Structured figure records
------------------------------------------------------------------------

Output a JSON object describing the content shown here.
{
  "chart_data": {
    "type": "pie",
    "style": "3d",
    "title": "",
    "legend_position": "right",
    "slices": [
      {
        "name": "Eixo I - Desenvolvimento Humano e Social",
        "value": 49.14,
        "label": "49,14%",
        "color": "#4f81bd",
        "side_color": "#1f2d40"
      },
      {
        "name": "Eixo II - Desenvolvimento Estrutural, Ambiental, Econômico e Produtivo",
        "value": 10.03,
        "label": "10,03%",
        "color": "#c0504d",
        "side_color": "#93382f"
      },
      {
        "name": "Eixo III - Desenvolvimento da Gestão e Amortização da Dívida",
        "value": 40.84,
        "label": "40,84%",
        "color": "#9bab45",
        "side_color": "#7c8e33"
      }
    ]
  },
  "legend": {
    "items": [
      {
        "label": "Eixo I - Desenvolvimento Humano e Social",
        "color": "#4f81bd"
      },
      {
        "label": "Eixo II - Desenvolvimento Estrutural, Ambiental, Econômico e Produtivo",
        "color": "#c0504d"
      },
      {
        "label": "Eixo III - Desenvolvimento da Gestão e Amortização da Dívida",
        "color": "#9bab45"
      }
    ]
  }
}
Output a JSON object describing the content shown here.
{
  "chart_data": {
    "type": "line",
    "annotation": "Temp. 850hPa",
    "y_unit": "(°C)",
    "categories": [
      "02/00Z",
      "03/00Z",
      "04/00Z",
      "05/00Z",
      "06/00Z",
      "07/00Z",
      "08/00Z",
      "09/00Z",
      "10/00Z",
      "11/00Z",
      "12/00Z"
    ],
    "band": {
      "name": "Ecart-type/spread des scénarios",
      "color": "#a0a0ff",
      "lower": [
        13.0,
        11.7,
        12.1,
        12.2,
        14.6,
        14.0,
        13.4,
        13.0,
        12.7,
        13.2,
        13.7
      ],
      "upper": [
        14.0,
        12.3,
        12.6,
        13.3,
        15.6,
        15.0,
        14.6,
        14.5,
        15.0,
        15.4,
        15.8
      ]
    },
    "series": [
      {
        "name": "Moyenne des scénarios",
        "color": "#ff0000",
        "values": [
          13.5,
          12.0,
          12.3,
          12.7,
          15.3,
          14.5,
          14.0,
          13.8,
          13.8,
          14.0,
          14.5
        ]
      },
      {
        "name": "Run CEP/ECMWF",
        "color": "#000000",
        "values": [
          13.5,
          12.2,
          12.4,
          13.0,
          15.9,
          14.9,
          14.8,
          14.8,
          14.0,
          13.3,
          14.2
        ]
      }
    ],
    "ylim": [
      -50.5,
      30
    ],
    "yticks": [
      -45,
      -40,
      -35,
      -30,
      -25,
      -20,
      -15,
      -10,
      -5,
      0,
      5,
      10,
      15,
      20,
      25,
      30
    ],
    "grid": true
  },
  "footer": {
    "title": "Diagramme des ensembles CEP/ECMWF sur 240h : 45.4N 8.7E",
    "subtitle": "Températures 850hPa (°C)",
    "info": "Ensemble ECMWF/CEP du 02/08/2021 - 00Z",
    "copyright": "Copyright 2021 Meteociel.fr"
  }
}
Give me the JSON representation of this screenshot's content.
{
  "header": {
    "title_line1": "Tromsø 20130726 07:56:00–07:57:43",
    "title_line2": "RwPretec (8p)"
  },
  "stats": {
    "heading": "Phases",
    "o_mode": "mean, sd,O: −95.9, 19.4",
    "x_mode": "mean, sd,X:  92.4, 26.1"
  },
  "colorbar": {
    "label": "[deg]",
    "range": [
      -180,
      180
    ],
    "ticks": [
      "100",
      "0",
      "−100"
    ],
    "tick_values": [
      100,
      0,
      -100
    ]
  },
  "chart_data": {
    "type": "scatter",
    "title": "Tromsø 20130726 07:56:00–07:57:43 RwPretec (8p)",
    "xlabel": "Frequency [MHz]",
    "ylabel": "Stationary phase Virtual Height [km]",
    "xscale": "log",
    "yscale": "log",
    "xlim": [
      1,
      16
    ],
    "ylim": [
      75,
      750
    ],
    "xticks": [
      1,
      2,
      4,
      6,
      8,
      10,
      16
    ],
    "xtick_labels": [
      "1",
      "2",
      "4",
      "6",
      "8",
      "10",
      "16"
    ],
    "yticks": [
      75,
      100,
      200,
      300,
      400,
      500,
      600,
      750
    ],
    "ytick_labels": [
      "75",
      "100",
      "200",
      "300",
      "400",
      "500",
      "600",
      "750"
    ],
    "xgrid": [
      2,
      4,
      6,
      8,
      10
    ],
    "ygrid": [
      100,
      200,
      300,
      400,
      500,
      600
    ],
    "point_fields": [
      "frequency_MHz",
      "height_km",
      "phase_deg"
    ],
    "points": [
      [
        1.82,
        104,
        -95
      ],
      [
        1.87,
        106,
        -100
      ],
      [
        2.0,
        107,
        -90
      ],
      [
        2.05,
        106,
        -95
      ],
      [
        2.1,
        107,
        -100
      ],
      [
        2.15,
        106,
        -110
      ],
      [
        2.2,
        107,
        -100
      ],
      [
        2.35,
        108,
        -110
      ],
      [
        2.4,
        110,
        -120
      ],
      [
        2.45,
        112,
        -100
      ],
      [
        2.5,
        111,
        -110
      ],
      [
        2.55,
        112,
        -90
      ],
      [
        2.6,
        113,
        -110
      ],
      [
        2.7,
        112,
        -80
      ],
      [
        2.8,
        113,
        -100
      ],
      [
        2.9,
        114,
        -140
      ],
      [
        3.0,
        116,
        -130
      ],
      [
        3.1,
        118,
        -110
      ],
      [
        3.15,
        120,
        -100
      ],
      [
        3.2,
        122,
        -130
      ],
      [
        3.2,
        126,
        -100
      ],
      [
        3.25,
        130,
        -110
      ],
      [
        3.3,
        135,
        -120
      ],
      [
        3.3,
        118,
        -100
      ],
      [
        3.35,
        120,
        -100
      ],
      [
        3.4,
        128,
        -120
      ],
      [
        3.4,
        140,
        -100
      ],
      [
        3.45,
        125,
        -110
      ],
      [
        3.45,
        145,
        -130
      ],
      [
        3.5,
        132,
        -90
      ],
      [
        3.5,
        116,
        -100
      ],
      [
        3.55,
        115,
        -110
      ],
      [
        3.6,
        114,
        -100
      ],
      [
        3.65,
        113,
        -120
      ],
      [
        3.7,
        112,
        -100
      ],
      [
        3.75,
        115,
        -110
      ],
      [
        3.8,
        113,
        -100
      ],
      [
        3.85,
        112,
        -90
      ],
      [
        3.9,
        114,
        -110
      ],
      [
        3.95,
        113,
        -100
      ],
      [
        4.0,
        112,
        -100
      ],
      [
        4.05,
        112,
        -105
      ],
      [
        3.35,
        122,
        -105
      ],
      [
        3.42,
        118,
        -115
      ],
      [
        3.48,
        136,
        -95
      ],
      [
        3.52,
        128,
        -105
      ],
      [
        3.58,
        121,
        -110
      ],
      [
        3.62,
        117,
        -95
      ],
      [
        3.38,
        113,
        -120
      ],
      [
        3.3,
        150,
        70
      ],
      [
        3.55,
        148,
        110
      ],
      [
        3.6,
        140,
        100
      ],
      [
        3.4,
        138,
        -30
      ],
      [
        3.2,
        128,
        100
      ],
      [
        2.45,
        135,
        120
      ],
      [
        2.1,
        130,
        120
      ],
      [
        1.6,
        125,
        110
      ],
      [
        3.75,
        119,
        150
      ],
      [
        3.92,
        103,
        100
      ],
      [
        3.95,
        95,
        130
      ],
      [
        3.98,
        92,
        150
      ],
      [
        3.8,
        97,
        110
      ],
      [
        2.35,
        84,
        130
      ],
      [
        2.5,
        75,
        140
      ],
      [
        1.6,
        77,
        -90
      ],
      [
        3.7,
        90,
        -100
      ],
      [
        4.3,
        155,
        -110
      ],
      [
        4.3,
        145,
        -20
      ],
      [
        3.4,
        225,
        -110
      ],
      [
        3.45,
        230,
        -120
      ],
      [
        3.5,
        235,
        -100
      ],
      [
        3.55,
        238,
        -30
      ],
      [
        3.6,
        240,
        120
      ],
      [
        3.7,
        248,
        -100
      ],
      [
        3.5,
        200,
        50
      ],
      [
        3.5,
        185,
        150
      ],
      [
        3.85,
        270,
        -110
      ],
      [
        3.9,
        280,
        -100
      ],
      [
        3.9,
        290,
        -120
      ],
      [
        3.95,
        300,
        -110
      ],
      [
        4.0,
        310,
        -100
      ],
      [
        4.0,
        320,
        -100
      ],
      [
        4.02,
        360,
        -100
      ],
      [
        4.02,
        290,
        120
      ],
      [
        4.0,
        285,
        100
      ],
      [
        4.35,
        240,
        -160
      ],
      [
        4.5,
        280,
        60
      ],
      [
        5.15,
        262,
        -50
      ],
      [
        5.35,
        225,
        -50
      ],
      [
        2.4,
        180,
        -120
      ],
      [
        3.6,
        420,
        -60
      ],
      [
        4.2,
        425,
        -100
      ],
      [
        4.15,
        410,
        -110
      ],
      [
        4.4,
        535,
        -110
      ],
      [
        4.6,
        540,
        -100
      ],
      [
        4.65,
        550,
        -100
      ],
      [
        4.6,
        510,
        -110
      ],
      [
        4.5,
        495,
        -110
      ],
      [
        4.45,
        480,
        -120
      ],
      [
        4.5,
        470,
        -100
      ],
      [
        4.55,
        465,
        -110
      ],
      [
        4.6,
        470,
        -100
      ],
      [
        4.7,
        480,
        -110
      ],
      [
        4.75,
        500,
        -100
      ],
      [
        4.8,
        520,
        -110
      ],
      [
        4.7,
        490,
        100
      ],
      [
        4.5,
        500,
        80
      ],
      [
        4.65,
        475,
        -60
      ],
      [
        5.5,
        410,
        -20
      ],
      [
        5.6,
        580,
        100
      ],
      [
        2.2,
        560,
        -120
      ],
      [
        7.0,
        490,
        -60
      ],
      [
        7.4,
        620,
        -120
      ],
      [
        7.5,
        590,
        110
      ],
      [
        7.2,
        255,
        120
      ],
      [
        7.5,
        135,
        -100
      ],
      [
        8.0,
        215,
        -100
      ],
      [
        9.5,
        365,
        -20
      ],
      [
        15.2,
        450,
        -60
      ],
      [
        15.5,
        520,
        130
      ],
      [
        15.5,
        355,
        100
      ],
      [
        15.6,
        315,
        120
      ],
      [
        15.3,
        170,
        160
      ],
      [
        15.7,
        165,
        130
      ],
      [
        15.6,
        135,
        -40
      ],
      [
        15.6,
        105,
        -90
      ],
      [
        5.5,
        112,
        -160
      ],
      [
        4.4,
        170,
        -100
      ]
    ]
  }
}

------------------------------------------------------------------------

Give a single number: the count of lines above that include the word "Tromsø".

- [Exercise solution]: 2